╭─ GIVEN INFORMATION

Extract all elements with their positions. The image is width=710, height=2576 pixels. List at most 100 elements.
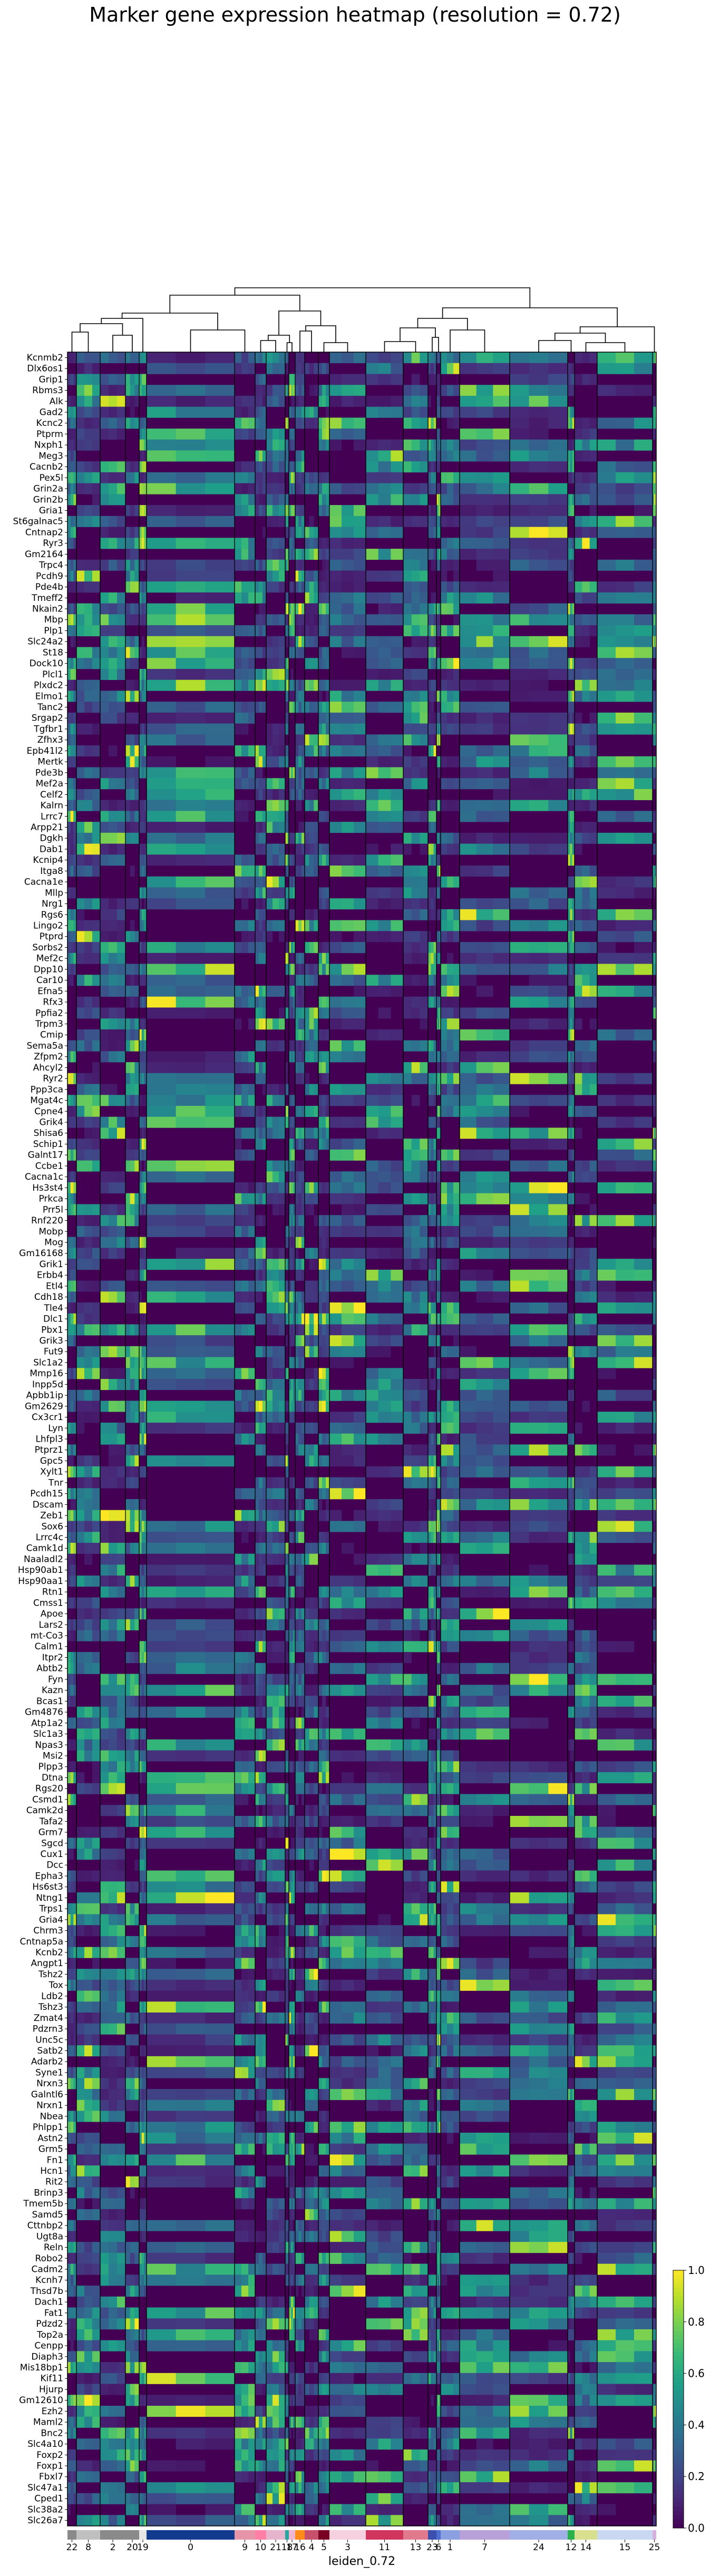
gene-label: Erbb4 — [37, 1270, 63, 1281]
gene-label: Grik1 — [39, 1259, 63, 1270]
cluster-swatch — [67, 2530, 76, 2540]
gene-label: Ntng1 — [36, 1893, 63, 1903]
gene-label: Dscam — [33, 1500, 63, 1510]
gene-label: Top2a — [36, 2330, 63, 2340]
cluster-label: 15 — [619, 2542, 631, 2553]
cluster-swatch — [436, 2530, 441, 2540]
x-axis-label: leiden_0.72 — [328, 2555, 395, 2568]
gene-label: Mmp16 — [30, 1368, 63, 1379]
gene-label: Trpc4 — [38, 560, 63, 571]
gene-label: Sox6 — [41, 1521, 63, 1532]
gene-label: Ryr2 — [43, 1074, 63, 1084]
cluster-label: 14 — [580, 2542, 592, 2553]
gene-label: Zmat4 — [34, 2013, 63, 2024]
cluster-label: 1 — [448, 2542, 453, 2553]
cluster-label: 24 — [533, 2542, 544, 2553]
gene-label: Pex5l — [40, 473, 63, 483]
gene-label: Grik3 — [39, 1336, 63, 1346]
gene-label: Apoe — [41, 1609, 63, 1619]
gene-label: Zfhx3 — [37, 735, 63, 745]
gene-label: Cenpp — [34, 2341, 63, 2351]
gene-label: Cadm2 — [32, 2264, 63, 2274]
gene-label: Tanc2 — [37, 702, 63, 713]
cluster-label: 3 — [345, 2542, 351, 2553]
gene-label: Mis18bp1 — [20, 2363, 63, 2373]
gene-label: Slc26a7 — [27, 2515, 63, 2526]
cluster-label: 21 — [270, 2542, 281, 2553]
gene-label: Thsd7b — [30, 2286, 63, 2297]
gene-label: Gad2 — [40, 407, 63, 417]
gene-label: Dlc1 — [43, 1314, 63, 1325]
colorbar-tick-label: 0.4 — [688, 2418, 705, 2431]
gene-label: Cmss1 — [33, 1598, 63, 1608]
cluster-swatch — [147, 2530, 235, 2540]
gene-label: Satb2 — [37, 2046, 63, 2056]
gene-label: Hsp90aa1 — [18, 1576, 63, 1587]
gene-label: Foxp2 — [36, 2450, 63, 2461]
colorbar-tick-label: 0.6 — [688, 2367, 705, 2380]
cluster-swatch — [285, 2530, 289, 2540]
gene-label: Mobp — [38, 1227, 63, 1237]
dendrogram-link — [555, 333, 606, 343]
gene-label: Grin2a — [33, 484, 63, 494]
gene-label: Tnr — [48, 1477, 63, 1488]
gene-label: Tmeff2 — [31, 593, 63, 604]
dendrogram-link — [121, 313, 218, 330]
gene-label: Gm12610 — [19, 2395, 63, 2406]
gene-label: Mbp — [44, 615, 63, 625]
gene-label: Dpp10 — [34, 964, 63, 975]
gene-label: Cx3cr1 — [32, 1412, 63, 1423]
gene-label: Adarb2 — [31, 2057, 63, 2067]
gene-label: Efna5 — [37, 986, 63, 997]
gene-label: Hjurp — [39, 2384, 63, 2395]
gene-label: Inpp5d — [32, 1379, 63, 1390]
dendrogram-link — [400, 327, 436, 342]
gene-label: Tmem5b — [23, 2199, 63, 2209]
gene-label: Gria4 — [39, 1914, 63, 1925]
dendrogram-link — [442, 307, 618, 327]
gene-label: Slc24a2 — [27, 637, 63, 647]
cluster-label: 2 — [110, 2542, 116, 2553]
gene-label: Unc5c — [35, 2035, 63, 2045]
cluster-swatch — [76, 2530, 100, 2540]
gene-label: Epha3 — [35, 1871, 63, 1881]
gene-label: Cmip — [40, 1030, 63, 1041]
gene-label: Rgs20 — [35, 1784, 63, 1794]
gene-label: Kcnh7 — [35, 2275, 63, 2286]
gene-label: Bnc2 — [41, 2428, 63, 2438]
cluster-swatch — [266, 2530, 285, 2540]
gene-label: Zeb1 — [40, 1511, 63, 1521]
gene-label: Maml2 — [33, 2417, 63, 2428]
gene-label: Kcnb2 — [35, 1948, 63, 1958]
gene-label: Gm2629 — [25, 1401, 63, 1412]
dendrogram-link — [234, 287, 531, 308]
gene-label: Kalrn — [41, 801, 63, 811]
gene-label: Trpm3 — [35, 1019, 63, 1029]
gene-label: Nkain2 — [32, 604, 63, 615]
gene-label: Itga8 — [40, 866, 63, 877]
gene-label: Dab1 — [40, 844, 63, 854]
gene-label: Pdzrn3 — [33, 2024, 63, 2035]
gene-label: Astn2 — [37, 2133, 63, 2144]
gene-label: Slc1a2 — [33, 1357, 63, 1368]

╰─

** EXERCISE PROMPT **
Can you put the part of the listing that opens with the line containing "gene-label: Erbb4 — [37, 1270, 63, 1281]" and closes with the line containing "gene-label: Trpc4 — [38, 560, 63, 571]" into a numbered list, including both of those lines and leaving out any blank lines?

** TASK ANSWER **
1. gene-label: Erbb4 — [37, 1270, 63, 1281]
2. gene-label: Grik1 — [39, 1259, 63, 1270]
3. cluster-swatch — [67, 2530, 76, 2540]
4. gene-label: Ntng1 — [36, 1893, 63, 1903]
5. gene-label: Dscam — [33, 1500, 63, 1510]
6. gene-label: Top2a — [36, 2330, 63, 2340]
7. cluster-label: 15 — [619, 2542, 631, 2553]
8. cluster-swatch — [436, 2530, 441, 2540]
9. x-axis-label: leiden_0.72 — [328, 2555, 395, 2568]
10. gene-label: Mmp16 — [30, 1368, 63, 1379]
11. gene-label: Trpc4 — [38, 560, 63, 571]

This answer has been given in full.